- WHAT THE TASK REQUIRES
Report, as a bare number, how many lines hold "Сводка".

# start of DATASET

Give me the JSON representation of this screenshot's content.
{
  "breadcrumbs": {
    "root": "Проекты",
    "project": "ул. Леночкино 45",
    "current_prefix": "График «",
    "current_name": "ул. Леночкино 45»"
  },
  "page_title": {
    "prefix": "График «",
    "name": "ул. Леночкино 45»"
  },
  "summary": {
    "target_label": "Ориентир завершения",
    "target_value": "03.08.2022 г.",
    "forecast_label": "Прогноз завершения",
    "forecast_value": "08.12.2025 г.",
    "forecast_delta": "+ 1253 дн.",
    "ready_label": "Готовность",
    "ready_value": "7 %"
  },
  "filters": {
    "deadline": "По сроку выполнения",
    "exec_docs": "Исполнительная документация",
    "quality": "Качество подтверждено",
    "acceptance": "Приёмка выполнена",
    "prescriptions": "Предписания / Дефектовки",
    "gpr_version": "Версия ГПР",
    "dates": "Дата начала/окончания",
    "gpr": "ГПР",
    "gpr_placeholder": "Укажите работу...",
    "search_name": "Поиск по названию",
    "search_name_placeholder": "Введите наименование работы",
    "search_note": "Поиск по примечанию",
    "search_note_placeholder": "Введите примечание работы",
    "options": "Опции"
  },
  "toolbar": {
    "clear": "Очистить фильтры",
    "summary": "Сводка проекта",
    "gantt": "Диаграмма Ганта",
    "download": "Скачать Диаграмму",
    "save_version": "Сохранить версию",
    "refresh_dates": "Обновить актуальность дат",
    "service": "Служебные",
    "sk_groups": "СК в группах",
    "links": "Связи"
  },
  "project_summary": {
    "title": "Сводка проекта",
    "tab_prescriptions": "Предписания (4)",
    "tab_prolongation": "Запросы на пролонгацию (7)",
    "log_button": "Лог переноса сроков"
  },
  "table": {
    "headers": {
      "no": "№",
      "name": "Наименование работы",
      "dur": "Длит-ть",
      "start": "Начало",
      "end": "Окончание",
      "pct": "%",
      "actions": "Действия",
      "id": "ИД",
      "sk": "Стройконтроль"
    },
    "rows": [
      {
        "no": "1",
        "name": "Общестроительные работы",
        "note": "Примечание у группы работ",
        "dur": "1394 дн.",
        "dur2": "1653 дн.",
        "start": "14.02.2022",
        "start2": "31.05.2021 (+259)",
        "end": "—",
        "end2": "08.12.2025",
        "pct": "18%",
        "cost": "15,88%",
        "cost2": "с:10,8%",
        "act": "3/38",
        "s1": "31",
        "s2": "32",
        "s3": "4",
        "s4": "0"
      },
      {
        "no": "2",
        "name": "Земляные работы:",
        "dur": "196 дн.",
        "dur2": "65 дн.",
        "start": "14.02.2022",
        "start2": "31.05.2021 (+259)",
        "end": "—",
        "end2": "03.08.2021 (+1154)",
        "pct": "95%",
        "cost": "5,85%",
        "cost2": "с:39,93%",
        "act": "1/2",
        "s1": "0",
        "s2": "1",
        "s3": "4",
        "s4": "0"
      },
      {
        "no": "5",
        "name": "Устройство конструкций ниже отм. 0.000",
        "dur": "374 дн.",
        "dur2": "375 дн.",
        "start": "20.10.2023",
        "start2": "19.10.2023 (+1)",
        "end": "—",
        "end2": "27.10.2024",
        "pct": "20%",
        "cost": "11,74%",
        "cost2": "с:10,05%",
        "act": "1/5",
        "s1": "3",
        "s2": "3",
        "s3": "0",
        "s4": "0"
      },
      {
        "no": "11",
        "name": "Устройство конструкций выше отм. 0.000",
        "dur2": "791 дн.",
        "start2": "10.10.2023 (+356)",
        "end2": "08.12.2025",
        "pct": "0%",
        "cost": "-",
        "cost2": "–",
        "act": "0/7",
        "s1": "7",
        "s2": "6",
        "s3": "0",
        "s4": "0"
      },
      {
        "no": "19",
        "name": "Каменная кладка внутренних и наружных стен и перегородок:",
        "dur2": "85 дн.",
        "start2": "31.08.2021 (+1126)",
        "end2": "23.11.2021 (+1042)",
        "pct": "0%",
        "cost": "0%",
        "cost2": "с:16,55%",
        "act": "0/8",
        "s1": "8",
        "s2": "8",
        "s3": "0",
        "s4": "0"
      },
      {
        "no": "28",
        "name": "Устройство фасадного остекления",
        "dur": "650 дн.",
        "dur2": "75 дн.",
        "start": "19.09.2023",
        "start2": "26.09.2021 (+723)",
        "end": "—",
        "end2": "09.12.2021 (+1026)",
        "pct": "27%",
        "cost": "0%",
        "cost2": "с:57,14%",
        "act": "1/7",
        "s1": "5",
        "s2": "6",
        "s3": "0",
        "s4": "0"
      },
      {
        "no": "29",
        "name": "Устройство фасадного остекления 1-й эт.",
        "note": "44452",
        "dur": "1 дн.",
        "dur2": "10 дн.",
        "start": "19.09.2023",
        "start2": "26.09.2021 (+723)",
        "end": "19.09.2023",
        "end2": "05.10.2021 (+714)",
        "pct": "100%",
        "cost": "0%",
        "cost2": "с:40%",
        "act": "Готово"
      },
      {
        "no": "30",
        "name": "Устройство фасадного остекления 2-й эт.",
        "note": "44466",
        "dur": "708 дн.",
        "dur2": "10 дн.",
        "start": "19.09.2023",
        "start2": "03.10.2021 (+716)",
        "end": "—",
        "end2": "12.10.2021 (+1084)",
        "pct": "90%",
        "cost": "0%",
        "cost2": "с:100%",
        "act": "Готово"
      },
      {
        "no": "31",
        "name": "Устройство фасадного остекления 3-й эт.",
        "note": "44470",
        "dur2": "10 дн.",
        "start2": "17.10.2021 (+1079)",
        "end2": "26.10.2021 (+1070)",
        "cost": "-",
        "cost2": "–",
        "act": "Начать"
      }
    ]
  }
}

# end of DATASET

- REPLY TO THE EXERCISE
2